RECORDS FOR THE TASK:
* start *
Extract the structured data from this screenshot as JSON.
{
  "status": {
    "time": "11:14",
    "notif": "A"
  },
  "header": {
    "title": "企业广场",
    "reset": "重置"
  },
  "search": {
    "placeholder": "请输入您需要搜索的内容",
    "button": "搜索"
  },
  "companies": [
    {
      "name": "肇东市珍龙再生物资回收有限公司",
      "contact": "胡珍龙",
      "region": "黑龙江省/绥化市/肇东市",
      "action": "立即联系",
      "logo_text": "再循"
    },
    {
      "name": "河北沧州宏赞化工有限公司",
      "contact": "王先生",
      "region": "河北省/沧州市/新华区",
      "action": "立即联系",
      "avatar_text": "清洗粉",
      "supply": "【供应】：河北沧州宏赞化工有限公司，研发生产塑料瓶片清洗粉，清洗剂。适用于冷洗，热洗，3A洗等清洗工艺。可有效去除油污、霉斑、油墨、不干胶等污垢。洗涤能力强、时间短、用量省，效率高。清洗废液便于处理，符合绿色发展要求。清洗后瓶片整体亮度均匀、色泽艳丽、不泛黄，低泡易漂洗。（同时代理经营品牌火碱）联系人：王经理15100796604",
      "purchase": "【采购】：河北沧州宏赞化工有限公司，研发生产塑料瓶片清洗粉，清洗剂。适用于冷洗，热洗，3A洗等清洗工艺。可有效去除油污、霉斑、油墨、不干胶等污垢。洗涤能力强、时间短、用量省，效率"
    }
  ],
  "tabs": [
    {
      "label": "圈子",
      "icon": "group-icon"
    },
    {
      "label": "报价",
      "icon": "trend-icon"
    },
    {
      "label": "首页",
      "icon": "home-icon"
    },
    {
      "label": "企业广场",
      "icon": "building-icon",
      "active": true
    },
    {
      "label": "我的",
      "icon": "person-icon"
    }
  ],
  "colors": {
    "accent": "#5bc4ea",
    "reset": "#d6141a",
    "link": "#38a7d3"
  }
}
* end *
WHAT IS BEING ASKED: Transcribe every entry word for word.

ANSWER TO THIS EXERCISE:
Extract the structured data from this screenshot as JSON.
{
  "status": {
    "time": "11:14",
    "notif": "A"
  },
  "header": {
    "title": "企业广场",
    "reset": "重置"
  },
  "search": {
    "placeholder": "请输入您需要搜索的内容",
    "button": "搜索"
  },
  "companies": [
    {
      "name": "肇东市珍龙再生物资回收有限公司",
      "contact": "胡珍龙",
      "region": "黑龙江省/绥化市/肇东市",
      "action": "立即联系",
      "logo_text": "再循"
    },
    {
      "name": "河北沧州宏赞化工有限公司",
      "contact": "王先生",
      "region": "河北省/沧州市/新华区",
      "action": "立即联系",
      "avatar_text": "清洗粉",
      "supply": "【供应】：河北沧州宏赞化工有限公司，研发生产塑料瓶片清洗粉，清洗剂。适用于冷洗，热洗，3A洗等清洗工艺。可有效去除油污、霉斑、油墨、不干胶等污垢。洗涤能力强、时间短、用量省，效率高。清洗废液便于处理，符合绿色发展要求。清洗后瓶片整体亮度均匀、色泽艳丽、不泛黄，低泡易漂洗。（同时代理经营品牌火碱）联系人：王经理15100796604",
      "purchase": "【采购】：河北沧州宏赞化工有限公司，研发生产塑料瓶片清洗粉，清洗剂。适用于冷洗，热洗，3A洗等清洗工艺。可有效去除油污、霉斑、油墨、不干胶等污垢。洗涤能力强、时间短、用量省，效率"
    }
  ],
  "tabs": [
    {
      "label": "圈子",
      "icon": "group-icon"
    },
    {
      "label": "报价",
      "icon": "trend-icon"
    },
    {
      "label": "首页",
      "icon": "home-icon"
    },
    {
      "label": "企业广场",
      "icon": "building-icon",
      "active": true
    },
    {
      "label": "我的",
      "icon": "person-icon"
    }
  ],
  "colors": {
    "accent": "#5bc4ea",
    "reset": "#d6141a",
    "link": "#38a7d3"
  }
}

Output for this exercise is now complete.